Exercise brief: Return only the line that contains "Extract all the data from this chart as JSON." and each line after it, through the last line of the data below, copied exactly.
*** Extracted entries
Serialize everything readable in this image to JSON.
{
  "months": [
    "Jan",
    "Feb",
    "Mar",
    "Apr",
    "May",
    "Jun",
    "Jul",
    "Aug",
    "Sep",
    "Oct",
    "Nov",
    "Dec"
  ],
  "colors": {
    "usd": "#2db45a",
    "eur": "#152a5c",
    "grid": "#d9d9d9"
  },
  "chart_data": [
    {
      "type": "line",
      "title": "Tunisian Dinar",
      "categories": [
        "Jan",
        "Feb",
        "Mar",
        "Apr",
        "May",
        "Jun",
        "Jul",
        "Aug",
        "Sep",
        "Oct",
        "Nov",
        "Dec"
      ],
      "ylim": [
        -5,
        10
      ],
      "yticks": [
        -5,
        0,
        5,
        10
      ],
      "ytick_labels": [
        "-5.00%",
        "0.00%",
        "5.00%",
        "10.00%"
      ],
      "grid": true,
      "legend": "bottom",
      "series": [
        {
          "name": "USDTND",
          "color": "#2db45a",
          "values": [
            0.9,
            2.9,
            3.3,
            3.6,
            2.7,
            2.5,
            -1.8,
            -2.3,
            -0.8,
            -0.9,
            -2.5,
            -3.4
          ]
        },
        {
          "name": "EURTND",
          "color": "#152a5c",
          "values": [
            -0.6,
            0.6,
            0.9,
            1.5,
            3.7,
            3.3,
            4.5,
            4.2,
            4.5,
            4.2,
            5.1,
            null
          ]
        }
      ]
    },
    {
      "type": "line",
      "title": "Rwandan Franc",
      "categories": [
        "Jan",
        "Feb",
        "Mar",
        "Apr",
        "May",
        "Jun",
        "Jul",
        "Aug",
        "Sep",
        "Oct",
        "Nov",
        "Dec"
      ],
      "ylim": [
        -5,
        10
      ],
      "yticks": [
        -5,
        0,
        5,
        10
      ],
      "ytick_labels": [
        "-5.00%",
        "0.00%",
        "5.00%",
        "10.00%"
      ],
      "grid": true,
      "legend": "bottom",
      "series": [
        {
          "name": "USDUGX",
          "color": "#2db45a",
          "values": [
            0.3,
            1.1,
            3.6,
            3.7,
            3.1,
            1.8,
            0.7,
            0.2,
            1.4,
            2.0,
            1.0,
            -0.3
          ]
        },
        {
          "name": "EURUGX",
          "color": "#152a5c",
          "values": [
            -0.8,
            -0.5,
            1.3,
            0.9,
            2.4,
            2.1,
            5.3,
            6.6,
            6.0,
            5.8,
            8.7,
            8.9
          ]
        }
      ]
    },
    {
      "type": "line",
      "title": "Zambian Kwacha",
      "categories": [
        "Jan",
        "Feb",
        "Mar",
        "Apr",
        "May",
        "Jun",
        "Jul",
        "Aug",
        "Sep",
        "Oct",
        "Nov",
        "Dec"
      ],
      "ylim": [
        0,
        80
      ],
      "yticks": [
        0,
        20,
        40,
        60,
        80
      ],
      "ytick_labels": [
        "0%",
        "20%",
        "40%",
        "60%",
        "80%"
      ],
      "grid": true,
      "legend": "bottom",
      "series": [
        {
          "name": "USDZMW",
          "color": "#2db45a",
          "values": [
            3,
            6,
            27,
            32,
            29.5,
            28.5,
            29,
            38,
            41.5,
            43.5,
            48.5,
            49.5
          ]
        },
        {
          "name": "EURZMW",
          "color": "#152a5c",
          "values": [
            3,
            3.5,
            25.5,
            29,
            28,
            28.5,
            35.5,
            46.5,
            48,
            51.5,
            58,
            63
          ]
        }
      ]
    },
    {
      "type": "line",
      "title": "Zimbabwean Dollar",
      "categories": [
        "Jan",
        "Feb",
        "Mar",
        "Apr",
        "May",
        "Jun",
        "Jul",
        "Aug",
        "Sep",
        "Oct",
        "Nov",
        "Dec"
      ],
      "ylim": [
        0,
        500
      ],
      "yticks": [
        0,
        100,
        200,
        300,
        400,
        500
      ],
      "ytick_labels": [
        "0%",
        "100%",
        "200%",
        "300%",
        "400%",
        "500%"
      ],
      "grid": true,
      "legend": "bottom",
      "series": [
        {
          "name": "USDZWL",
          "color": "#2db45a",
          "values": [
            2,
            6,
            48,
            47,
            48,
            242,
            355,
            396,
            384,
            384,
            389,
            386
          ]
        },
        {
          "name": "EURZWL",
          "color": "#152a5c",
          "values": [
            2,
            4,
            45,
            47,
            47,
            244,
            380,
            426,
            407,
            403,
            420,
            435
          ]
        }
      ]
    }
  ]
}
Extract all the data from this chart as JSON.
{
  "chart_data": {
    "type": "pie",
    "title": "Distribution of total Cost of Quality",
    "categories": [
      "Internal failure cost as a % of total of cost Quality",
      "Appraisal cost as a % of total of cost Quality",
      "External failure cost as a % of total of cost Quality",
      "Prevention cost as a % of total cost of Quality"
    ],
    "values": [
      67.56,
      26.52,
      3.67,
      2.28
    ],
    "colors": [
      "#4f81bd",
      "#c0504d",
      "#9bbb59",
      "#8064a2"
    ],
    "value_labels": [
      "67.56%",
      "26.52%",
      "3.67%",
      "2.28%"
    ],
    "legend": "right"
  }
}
******
Response to the task:
Extract all the data from this chart as JSON.
{
  "chart_data": {
    "type": "pie",
    "title": "Distribution of total Cost of Quality",
    "categories": [
      "Internal failure cost as a % of total of cost Quality",
      "Appraisal cost as a % of total of cost Quality",
      "External failure cost as a % of total of cost Quality",
      "Prevention cost as a % of total cost of Quality"
    ],
    "values": [
      67.56,
      26.52,
      3.67,
      2.28
    ],
    "colors": [
      "#4f81bd",
      "#c0504d",
      "#9bbb59",
      "#8064a2"
    ],
    "value_labels": [
      "67.56%",
      "26.52%",
      "3.67%",
      "2.28%"
    ],
    "legend": "right"
  }
}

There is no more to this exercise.